Supplied information:
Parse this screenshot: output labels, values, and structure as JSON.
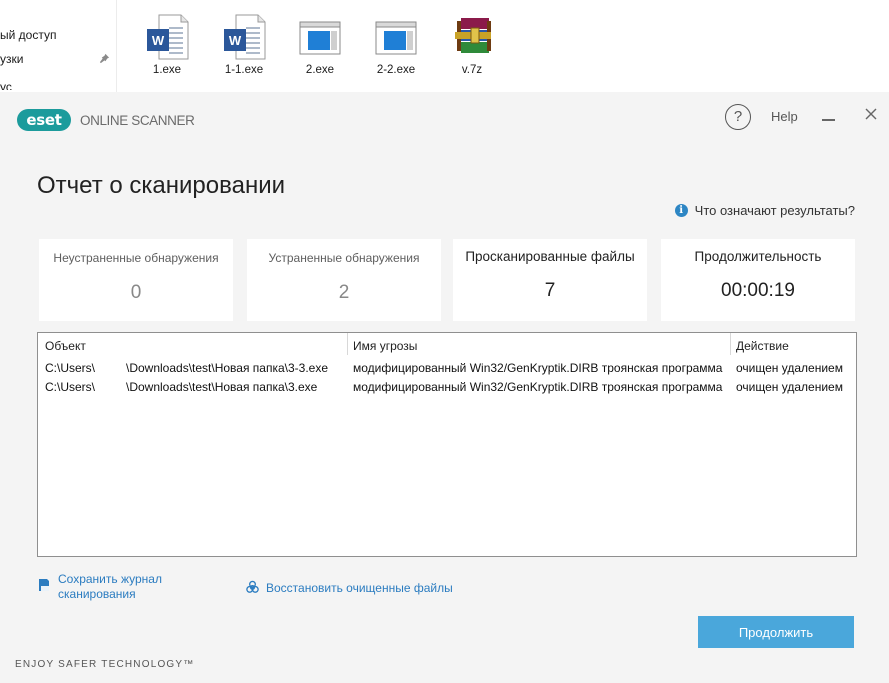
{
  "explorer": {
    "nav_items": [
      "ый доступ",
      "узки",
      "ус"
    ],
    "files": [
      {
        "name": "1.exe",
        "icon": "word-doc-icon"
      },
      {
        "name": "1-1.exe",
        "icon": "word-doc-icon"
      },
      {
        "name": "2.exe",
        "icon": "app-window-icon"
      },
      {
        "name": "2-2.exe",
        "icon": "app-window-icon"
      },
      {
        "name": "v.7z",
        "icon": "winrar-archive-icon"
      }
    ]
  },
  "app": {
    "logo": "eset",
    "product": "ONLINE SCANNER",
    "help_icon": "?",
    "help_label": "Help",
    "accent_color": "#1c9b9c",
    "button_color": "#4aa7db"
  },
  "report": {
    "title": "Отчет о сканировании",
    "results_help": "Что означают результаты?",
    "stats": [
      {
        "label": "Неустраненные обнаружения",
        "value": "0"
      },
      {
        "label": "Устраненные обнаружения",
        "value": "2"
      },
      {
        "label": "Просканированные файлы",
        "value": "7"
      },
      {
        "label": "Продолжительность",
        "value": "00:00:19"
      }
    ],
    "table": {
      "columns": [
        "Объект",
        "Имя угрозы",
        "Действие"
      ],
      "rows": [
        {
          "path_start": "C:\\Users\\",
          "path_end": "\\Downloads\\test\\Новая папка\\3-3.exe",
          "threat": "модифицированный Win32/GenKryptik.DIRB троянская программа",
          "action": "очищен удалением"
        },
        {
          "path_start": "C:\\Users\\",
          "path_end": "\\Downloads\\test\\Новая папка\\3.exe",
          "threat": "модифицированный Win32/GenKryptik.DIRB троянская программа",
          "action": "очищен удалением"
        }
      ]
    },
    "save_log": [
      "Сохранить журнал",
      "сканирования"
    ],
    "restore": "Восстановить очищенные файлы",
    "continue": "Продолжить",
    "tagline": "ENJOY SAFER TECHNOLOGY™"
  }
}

What you will do: Retype each entry precisely. Skip images entirely.

Response below:
Parse this screenshot: output labels, values, and structure as JSON.
{
  "explorer": {
    "nav_items": [
      "ый доступ",
      "узки",
      "ус"
    ],
    "files": [
      {
        "name": "1.exe",
        "icon": "word-doc-icon"
      },
      {
        "name": "1-1.exe",
        "icon": "word-doc-icon"
      },
      {
        "name": "2.exe",
        "icon": "app-window-icon"
      },
      {
        "name": "2-2.exe",
        "icon": "app-window-icon"
      },
      {
        "name": "v.7z",
        "icon": "winrar-archive-icon"
      }
    ]
  },
  "app": {
    "logo": "eset",
    "product": "ONLINE SCANNER",
    "help_icon": "?",
    "help_label": "Help",
    "accent_color": "#1c9b9c",
    "button_color": "#4aa7db"
  },
  "report": {
    "title": "Отчет о сканировании",
    "results_help": "Что означают результаты?",
    "stats": [
      {
        "label": "Неустраненные обнаружения",
        "value": "0"
      },
      {
        "label": "Устраненные обнаружения",
        "value": "2"
      },
      {
        "label": "Просканированные файлы",
        "value": "7"
      },
      {
        "label": "Продолжительность",
        "value": "00:00:19"
      }
    ],
    "table": {
      "columns": [
        "Объект",
        "Имя угрозы",
        "Действие"
      ],
      "rows": [
        {
          "path_start": "C:\\Users\\",
          "path_end": "\\Downloads\\test\\Новая папка\\3-3.exe",
          "threat": "модифицированный Win32/GenKryptik.DIRB троянская программа",
          "action": "очищен удалением"
        },
        {
          "path_start": "C:\\Users\\",
          "path_end": "\\Downloads\\test\\Новая папка\\3.exe",
          "threat": "модифицированный Win32/GenKryptik.DIRB троянская программа",
          "action": "очищен удалением"
        }
      ]
    },
    "save_log": [
      "Сохранить журнал",
      "сканирования"
    ],
    "restore": "Восстановить очищенные файлы",
    "continue": "Продолжить",
    "tagline": "ENJOY SAFER TECHNOLOGY™"
  }
}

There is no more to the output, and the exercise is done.